EXERCISE
Search the material below for the word "this" and copy every line in which it occurs.

THE INPUT
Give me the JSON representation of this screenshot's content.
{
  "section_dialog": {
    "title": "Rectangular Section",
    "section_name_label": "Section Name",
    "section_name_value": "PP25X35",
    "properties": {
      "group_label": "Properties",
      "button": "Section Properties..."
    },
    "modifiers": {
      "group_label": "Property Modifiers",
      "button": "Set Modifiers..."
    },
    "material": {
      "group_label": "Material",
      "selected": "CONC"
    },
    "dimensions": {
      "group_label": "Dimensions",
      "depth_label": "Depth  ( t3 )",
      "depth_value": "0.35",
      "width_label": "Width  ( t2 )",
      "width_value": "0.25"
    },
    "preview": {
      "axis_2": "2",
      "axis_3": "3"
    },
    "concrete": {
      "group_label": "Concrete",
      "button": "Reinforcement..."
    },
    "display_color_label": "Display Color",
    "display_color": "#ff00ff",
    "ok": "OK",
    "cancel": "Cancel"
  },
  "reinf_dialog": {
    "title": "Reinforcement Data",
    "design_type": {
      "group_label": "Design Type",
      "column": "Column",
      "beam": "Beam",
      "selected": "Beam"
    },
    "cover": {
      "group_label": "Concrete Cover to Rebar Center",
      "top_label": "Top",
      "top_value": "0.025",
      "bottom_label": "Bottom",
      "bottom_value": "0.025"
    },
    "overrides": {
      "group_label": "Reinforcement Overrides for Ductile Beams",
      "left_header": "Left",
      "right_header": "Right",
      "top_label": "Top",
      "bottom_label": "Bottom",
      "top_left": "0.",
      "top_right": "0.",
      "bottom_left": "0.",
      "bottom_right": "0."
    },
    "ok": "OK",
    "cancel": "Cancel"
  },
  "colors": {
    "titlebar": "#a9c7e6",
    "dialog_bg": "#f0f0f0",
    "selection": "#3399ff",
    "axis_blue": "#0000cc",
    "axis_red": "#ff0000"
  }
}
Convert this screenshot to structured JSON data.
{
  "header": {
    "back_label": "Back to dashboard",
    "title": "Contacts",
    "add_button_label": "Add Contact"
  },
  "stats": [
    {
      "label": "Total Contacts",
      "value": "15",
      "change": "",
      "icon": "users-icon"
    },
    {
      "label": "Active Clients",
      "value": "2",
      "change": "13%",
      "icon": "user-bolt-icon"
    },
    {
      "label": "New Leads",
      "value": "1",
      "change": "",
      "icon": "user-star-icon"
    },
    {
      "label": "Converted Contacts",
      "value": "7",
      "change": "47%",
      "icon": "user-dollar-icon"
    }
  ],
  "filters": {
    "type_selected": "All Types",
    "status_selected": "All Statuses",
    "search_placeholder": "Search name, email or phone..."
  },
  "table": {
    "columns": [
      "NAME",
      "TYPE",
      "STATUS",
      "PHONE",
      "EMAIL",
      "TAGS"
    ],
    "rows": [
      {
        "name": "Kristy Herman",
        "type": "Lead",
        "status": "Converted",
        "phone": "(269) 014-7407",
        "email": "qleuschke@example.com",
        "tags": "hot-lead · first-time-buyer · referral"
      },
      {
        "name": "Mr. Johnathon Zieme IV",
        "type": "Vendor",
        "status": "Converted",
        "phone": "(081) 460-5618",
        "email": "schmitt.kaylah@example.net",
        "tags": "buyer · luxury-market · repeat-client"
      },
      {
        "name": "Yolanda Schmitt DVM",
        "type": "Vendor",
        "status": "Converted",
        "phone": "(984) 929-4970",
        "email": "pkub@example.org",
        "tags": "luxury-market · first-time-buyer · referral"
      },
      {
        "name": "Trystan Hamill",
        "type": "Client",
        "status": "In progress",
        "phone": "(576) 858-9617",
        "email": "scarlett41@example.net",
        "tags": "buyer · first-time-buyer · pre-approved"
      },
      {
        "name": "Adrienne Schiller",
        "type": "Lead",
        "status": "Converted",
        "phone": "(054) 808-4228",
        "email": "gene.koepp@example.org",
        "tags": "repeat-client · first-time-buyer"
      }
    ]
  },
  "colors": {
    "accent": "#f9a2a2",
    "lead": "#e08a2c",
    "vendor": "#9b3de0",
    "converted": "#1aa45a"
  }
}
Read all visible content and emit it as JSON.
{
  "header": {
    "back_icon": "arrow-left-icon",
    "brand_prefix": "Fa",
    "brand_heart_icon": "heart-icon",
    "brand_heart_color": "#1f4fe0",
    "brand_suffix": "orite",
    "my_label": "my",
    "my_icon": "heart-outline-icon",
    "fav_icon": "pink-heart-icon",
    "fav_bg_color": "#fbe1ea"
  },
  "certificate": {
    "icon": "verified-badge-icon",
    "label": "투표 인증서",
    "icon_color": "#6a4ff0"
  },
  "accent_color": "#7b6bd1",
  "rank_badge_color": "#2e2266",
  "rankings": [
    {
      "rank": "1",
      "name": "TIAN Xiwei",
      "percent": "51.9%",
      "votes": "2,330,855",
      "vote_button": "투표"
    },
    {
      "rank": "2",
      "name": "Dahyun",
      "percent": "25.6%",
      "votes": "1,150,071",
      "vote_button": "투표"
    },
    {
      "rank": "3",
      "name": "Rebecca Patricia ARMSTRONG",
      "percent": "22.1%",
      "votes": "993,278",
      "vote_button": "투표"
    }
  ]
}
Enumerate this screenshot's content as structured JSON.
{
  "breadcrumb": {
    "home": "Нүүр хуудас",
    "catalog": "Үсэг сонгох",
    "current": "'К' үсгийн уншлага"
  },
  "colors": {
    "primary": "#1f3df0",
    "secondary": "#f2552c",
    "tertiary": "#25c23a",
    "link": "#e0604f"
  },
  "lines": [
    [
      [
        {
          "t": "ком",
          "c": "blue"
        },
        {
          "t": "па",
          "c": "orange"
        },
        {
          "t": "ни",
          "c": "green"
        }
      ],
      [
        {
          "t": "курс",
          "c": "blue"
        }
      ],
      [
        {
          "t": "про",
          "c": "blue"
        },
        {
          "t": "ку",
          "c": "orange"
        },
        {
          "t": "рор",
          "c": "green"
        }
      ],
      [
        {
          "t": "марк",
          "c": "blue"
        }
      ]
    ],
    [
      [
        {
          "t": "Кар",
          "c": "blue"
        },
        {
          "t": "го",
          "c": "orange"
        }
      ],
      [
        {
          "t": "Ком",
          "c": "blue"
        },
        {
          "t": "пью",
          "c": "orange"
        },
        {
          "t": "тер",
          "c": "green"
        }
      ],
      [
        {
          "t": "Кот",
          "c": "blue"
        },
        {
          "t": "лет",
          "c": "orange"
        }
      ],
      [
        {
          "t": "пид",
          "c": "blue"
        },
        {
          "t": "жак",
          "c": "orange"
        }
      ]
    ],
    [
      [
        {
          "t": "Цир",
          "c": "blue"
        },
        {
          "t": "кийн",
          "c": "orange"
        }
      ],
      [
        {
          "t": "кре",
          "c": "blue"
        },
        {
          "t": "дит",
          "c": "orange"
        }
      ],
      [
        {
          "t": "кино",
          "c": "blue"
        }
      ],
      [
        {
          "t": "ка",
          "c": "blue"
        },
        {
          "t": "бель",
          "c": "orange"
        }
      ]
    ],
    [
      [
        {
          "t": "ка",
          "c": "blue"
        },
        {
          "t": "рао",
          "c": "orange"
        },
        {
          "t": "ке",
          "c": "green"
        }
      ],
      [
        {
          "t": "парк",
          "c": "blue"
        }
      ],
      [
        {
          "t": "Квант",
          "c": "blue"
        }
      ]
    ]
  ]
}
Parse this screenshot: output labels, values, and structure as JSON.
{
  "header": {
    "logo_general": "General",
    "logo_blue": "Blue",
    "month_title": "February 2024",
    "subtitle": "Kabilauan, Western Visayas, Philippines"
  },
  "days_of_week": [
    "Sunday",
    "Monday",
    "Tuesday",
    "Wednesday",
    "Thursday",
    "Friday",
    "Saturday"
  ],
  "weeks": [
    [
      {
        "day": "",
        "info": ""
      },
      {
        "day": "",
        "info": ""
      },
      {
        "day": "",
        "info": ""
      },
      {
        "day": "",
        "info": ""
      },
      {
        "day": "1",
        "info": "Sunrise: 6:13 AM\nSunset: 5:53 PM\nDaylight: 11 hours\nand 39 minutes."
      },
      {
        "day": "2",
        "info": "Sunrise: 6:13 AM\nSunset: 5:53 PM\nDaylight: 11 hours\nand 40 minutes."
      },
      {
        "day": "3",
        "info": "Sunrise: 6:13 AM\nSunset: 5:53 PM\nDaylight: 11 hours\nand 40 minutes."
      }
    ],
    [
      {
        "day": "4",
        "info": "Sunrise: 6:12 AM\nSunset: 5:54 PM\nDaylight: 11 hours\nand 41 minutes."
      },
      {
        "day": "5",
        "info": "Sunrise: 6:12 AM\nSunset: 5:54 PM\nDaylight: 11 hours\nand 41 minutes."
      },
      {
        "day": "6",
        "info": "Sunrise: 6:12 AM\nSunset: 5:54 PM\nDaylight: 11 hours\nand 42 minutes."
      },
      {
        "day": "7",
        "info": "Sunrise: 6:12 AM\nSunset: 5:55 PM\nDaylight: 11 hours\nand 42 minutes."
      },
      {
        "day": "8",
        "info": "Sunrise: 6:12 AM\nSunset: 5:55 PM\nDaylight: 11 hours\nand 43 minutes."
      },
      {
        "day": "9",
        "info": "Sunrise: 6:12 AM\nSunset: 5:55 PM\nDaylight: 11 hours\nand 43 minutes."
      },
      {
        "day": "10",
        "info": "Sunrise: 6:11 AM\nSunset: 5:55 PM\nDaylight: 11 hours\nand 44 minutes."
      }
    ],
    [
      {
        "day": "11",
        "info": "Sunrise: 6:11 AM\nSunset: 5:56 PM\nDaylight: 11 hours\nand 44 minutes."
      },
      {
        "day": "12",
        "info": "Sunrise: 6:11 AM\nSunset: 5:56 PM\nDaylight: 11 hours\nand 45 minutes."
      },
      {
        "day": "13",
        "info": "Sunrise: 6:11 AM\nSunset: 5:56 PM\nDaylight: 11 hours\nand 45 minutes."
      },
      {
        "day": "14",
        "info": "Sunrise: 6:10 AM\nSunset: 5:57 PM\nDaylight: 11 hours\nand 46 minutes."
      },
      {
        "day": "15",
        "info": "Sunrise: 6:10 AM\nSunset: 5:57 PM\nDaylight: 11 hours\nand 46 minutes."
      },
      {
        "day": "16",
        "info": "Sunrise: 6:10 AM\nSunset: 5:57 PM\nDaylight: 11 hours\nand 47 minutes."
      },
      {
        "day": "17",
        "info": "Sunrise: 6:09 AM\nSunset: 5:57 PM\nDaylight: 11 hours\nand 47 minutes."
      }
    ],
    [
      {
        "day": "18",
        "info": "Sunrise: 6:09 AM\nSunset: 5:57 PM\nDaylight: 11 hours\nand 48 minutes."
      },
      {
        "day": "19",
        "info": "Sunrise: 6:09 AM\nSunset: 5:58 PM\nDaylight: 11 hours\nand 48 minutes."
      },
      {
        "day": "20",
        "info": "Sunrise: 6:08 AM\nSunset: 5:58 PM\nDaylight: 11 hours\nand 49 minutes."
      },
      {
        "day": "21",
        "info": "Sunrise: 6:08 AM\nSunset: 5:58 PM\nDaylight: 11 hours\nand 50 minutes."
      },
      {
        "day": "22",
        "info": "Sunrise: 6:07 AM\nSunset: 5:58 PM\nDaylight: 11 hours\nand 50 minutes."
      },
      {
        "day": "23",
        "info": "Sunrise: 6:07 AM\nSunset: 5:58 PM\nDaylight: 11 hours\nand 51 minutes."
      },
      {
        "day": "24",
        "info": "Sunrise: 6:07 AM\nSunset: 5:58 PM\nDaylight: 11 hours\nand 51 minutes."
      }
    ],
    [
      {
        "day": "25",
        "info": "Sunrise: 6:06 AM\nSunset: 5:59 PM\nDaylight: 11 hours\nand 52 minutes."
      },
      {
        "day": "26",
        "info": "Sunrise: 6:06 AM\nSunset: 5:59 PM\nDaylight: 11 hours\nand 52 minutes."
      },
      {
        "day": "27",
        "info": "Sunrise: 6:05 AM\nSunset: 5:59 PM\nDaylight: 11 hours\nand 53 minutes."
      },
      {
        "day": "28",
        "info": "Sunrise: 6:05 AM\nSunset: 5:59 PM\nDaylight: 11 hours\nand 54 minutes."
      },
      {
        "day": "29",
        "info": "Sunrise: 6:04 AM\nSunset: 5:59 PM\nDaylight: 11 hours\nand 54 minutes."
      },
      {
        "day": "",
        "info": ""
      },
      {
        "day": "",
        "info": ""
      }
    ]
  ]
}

EXERCISE RESPONSE
Give me the JSON representation of this screenshot's content.
Convert this screenshot to structured JSON data.
Enumerate this screenshot's content as structured JSON.
Parse this screenshot: output labels, values, and structure as JSON.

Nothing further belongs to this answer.